Your task: Identify each line in the records below that contains the word "Health", and copy it.

====== Data excerpts ======

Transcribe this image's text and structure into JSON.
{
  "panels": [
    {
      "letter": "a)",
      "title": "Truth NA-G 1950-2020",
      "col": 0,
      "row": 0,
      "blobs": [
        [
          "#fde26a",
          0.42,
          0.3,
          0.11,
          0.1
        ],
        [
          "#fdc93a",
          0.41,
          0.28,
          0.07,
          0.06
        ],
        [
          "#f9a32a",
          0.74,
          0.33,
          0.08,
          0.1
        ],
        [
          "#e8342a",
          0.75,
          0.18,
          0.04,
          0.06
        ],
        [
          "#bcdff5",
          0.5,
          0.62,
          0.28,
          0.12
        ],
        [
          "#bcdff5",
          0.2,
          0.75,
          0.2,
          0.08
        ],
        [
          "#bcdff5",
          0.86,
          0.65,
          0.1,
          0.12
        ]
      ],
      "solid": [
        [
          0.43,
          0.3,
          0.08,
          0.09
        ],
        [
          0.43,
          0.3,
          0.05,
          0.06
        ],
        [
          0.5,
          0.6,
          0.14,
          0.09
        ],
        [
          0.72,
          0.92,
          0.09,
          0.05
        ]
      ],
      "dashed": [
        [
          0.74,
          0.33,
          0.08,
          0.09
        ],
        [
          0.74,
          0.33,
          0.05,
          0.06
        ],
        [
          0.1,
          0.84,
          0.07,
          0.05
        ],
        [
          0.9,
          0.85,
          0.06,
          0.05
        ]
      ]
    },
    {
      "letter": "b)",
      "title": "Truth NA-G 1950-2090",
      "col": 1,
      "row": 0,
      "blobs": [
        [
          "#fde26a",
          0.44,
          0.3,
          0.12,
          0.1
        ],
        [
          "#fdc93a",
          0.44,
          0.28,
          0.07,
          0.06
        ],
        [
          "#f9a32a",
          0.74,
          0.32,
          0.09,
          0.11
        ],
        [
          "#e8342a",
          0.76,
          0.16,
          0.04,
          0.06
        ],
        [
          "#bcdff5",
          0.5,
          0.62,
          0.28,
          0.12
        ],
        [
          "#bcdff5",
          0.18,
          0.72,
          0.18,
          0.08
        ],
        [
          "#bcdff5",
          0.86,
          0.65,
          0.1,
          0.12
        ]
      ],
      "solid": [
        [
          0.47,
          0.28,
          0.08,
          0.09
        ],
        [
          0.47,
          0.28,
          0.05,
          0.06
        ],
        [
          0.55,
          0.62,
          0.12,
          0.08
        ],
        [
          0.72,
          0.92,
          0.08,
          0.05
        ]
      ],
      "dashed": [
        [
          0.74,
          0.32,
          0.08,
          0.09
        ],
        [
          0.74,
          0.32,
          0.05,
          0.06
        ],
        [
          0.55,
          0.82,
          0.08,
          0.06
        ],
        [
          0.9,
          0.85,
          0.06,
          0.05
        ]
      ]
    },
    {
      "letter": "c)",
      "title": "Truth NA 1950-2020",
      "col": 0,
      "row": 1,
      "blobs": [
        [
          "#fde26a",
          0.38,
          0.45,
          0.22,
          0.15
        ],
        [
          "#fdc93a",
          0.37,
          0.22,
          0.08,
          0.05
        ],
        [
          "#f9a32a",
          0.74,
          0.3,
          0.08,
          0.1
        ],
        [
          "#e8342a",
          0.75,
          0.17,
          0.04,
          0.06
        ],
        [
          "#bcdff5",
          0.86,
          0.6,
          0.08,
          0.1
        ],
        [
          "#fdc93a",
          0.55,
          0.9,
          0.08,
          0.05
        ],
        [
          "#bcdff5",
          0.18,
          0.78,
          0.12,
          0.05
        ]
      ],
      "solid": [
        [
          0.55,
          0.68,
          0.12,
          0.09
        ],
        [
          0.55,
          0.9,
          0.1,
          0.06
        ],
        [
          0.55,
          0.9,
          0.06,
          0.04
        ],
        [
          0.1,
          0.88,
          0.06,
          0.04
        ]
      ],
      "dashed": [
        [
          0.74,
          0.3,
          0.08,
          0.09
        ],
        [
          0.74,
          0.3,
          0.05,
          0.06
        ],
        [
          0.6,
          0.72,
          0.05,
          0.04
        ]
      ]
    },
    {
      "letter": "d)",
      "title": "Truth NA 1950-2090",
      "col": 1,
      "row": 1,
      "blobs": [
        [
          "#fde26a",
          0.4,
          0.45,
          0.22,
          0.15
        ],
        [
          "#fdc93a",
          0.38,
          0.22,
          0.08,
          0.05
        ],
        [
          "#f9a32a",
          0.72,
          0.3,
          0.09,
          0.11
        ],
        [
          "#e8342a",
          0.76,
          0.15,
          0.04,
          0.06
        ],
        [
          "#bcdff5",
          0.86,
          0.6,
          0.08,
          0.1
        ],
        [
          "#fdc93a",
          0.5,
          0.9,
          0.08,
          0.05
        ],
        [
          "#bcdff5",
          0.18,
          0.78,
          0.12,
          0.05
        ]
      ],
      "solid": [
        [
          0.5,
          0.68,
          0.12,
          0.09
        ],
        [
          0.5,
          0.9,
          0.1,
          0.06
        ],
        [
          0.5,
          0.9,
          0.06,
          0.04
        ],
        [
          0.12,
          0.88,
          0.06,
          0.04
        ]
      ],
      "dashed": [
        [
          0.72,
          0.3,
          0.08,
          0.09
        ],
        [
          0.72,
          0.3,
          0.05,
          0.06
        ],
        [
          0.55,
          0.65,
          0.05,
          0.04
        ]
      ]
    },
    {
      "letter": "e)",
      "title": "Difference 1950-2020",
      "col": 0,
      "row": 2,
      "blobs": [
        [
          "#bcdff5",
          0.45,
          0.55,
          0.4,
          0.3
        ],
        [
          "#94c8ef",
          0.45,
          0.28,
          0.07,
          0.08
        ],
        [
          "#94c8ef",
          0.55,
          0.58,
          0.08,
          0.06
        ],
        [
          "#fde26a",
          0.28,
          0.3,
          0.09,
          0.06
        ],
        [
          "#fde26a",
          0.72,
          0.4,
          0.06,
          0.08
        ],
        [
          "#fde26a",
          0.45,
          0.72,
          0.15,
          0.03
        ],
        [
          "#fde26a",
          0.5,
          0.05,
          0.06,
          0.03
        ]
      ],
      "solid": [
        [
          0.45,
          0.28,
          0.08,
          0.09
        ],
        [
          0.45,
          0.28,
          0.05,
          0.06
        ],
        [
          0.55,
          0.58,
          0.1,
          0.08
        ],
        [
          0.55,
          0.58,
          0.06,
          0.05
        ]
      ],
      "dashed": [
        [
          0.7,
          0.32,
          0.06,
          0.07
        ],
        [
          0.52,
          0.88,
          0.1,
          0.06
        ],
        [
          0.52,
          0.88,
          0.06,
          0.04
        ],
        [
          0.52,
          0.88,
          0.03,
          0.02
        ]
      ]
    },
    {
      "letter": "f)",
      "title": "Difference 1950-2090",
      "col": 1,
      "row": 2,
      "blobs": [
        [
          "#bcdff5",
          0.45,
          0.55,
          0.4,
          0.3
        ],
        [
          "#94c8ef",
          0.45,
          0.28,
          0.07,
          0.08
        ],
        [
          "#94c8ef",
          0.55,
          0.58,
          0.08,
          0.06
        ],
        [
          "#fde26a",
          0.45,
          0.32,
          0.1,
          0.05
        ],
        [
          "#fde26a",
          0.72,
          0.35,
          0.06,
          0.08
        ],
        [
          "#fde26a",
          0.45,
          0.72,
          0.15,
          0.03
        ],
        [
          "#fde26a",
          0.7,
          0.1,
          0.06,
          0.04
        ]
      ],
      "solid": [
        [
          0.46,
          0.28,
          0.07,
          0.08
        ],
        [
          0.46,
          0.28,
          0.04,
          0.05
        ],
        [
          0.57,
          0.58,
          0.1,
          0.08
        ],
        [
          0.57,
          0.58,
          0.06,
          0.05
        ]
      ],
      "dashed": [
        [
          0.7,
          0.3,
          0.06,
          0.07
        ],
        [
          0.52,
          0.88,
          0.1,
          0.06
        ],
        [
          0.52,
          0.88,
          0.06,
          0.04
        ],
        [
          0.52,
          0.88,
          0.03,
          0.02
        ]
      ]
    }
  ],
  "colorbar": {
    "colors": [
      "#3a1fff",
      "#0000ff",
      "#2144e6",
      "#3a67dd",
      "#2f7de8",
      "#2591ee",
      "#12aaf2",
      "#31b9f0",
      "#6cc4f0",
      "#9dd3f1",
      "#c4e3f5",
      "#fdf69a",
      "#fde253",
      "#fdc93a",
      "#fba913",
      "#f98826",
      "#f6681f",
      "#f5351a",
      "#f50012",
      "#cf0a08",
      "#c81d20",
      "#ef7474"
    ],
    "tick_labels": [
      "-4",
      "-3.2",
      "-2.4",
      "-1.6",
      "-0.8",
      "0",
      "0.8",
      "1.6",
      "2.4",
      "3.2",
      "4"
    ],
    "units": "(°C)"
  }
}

======
====== Data excerpts ======

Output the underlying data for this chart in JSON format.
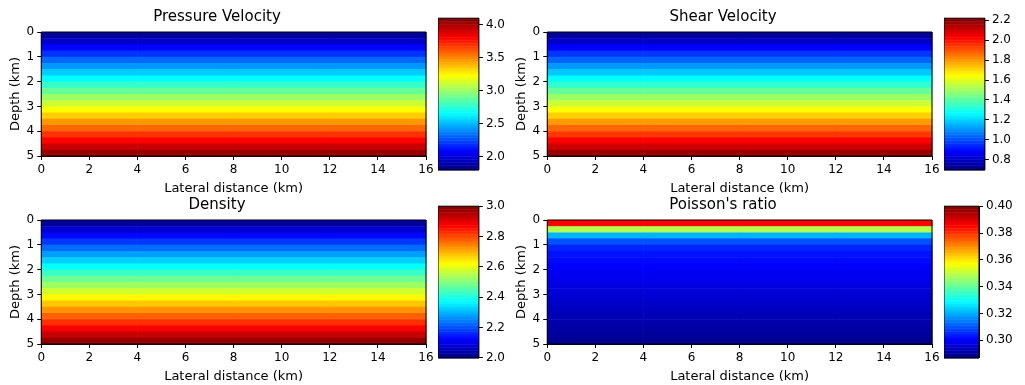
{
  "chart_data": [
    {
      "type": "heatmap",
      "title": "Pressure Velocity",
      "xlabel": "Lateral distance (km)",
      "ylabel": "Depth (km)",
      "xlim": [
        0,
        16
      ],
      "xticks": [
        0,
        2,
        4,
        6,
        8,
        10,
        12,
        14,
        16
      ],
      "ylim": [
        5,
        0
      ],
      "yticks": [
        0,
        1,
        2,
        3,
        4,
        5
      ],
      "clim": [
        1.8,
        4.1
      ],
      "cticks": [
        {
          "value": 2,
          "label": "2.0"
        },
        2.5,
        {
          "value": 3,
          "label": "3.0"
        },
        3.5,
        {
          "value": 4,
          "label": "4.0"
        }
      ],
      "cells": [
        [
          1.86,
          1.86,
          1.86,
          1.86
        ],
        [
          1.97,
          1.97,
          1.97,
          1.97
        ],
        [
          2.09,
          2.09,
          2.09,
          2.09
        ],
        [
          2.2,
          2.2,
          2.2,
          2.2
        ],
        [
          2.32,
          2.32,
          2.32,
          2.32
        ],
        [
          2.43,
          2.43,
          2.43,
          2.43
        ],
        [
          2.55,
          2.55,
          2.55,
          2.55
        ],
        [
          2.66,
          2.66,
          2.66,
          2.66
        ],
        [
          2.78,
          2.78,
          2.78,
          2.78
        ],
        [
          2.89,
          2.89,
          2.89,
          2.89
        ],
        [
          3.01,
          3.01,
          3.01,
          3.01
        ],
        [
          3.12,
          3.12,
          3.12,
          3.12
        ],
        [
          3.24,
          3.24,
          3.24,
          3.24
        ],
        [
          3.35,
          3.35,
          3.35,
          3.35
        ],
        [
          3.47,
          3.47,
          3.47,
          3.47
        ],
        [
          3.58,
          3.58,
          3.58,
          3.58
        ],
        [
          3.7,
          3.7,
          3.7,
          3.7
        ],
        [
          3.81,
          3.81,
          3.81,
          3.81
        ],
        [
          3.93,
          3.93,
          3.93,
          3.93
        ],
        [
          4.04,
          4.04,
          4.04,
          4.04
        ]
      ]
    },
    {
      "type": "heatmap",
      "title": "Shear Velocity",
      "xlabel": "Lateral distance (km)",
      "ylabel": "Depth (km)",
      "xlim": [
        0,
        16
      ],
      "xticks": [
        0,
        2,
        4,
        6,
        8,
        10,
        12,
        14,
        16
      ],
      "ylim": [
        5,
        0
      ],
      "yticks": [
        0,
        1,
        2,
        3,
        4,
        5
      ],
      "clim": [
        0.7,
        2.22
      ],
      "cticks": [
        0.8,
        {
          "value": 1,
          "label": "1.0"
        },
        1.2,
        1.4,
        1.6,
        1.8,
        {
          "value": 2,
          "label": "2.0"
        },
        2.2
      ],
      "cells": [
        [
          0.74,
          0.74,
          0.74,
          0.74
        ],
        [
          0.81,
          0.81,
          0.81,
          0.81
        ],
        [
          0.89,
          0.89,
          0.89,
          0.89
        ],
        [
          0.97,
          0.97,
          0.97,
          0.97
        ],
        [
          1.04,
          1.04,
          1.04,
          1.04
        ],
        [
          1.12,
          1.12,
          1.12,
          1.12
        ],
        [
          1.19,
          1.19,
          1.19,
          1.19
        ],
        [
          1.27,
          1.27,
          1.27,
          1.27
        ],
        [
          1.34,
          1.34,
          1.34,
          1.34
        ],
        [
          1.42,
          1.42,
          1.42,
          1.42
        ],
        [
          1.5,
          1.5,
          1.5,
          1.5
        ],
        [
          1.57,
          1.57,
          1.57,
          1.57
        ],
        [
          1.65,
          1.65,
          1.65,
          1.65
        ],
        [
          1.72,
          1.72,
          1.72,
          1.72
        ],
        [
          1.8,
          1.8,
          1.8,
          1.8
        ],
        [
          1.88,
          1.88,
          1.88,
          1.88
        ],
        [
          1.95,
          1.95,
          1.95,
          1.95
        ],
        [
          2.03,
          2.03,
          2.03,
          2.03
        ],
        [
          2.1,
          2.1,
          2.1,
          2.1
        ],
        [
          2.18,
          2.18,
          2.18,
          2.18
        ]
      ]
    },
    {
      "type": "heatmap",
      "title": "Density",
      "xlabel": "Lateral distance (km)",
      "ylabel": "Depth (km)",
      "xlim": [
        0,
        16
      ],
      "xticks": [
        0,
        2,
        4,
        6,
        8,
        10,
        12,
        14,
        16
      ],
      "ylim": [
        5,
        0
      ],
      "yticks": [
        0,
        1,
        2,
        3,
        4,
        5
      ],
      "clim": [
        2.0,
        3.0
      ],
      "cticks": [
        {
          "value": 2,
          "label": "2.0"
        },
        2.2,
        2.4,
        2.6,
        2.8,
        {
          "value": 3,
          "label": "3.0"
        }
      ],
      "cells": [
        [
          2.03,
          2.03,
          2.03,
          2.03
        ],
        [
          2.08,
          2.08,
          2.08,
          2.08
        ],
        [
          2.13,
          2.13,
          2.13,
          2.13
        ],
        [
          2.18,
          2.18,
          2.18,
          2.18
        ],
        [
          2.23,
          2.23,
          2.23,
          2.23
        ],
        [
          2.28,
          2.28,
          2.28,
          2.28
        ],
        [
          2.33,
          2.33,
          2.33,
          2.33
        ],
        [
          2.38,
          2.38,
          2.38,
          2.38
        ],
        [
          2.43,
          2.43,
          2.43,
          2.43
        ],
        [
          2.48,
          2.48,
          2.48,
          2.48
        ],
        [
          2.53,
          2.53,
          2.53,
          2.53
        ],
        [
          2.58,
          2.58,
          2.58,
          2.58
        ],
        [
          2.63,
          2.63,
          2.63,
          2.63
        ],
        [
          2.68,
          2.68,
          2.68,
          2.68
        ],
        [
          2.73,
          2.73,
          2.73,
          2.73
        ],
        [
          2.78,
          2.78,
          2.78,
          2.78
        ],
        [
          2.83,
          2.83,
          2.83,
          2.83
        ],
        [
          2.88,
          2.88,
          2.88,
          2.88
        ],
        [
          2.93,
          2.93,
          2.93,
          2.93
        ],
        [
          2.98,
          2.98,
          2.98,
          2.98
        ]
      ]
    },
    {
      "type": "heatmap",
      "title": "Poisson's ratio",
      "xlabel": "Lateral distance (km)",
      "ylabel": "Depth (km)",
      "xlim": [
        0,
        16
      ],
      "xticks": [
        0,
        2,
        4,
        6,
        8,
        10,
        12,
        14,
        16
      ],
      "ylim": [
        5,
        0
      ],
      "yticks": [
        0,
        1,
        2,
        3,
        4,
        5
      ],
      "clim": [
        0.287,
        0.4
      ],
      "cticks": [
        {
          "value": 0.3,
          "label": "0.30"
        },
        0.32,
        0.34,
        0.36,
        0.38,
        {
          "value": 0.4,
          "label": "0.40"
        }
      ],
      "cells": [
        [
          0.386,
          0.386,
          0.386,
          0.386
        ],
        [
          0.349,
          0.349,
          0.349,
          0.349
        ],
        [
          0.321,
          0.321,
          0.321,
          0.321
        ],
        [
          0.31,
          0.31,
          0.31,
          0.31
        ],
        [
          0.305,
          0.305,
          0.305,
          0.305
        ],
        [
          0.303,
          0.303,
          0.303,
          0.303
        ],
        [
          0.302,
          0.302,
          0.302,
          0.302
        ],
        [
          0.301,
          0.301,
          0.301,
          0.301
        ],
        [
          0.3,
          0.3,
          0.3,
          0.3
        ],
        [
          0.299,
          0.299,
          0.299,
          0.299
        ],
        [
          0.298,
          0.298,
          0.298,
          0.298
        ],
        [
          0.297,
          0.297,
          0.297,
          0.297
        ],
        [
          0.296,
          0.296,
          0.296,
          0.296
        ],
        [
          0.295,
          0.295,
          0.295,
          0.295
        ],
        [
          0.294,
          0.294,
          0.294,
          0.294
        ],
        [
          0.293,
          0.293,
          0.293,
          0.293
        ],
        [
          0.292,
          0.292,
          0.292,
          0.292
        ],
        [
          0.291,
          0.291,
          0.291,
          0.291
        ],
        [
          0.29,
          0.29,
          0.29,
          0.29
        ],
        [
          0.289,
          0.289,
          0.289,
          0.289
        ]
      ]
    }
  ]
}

======
====== Data excerpts ======

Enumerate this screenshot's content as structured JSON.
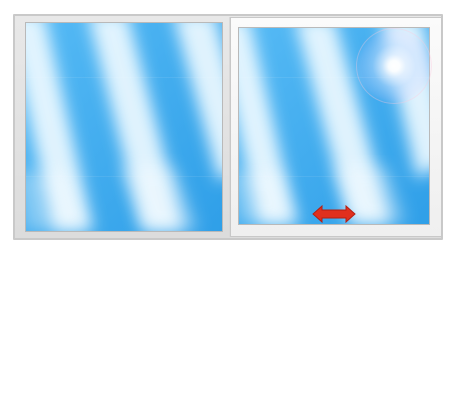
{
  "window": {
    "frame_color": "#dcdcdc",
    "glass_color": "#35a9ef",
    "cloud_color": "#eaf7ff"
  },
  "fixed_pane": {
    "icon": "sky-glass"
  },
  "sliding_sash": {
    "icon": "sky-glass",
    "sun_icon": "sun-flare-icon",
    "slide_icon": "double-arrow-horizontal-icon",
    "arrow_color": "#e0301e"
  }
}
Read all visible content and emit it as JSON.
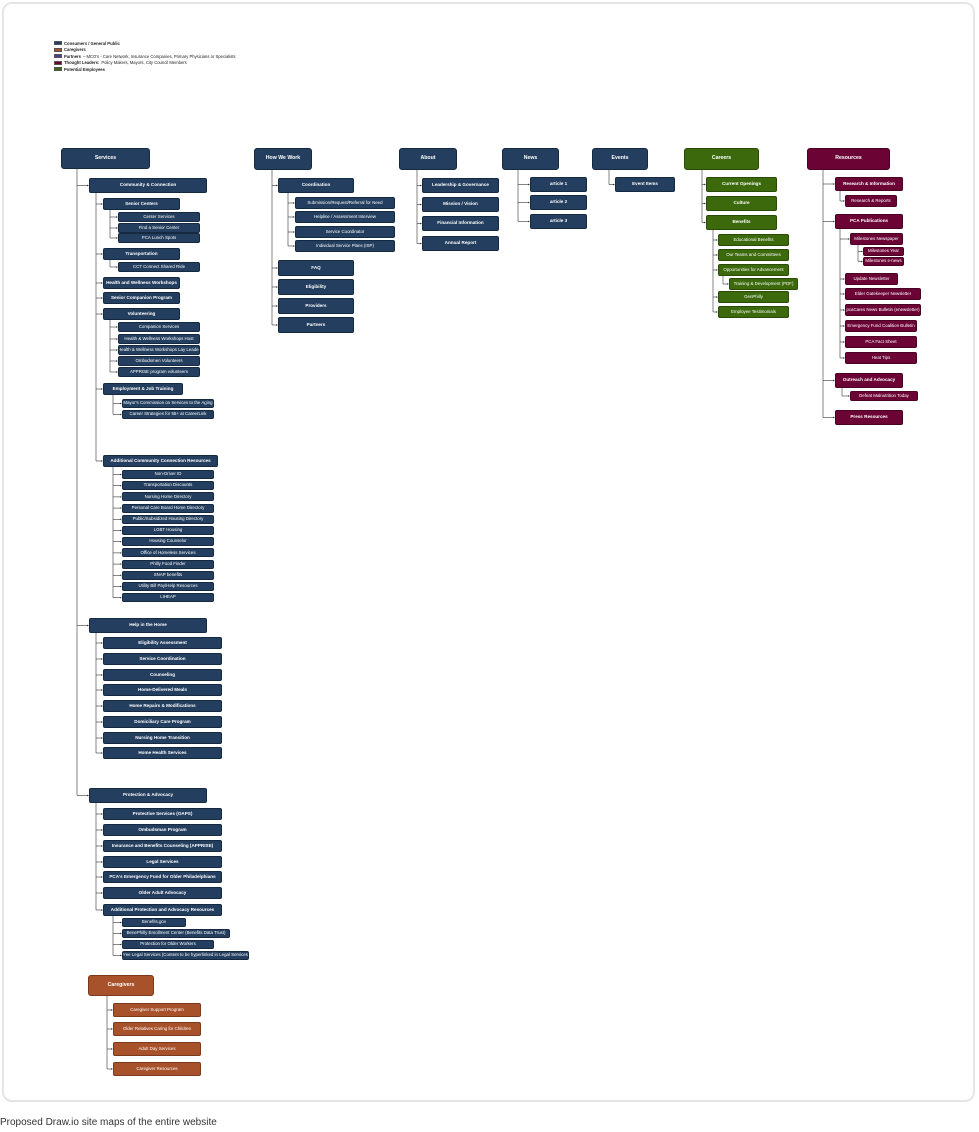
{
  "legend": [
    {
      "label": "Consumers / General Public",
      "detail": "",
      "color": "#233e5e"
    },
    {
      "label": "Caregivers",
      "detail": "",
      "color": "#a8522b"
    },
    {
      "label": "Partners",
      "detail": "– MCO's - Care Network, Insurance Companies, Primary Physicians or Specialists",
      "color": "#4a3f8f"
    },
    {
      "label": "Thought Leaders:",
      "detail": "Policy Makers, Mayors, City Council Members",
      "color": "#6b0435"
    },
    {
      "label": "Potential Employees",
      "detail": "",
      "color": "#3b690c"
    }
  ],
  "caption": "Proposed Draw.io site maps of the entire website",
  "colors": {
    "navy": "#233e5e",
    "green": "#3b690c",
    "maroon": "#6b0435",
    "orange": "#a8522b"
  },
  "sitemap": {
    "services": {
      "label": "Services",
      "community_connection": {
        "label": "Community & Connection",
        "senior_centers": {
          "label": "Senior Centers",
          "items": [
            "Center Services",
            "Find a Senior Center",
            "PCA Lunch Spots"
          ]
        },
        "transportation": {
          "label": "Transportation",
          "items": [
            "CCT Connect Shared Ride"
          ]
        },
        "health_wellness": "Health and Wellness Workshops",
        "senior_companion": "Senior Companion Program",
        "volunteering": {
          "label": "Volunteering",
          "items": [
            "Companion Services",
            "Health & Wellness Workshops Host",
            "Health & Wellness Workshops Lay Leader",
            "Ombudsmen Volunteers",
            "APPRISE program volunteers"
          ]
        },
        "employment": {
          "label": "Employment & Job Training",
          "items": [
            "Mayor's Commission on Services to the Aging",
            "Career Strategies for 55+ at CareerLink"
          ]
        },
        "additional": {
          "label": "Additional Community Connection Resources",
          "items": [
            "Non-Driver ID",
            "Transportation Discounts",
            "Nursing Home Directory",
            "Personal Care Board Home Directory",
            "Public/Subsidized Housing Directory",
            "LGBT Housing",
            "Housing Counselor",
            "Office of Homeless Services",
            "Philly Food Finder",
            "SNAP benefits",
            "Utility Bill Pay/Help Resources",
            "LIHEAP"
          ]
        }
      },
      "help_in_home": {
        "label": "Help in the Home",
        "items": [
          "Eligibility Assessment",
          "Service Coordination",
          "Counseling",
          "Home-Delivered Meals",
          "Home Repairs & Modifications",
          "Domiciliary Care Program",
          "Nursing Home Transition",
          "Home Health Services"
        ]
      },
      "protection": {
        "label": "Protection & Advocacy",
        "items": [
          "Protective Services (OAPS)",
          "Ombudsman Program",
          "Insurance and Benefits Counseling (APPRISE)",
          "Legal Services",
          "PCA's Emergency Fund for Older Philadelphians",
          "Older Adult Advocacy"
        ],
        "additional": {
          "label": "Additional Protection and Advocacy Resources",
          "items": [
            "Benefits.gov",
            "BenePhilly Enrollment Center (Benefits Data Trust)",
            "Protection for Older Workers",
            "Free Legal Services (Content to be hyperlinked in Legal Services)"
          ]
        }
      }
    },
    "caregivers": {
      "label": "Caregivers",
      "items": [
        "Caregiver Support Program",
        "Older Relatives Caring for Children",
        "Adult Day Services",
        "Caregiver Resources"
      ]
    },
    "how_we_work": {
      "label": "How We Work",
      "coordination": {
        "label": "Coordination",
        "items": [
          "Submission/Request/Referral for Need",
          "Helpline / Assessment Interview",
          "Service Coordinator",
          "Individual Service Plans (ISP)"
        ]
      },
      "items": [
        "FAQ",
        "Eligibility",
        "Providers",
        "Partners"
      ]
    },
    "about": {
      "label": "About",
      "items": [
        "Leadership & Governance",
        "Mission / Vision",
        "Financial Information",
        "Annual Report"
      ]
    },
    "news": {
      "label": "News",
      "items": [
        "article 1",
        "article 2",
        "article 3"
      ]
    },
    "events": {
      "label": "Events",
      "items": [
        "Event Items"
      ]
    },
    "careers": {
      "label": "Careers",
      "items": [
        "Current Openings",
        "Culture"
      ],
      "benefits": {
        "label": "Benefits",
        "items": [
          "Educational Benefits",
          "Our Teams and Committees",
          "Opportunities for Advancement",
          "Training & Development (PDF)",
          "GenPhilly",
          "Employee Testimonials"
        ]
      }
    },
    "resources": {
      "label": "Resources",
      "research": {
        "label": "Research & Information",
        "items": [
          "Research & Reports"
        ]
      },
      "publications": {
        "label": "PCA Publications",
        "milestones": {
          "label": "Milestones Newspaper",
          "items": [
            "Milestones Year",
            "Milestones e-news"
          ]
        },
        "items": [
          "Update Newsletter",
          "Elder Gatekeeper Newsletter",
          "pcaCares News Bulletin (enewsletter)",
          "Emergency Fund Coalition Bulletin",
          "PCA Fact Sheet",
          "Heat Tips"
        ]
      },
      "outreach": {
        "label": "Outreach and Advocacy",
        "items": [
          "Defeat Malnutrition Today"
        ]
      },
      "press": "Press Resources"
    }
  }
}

======

Task output:
        "health_wellness": "Health and Wellness Workshops",
            "Health & Wellness Workshops Host",
            "Health & Wellness Workshops Lay Leader",
          "Home Health Services"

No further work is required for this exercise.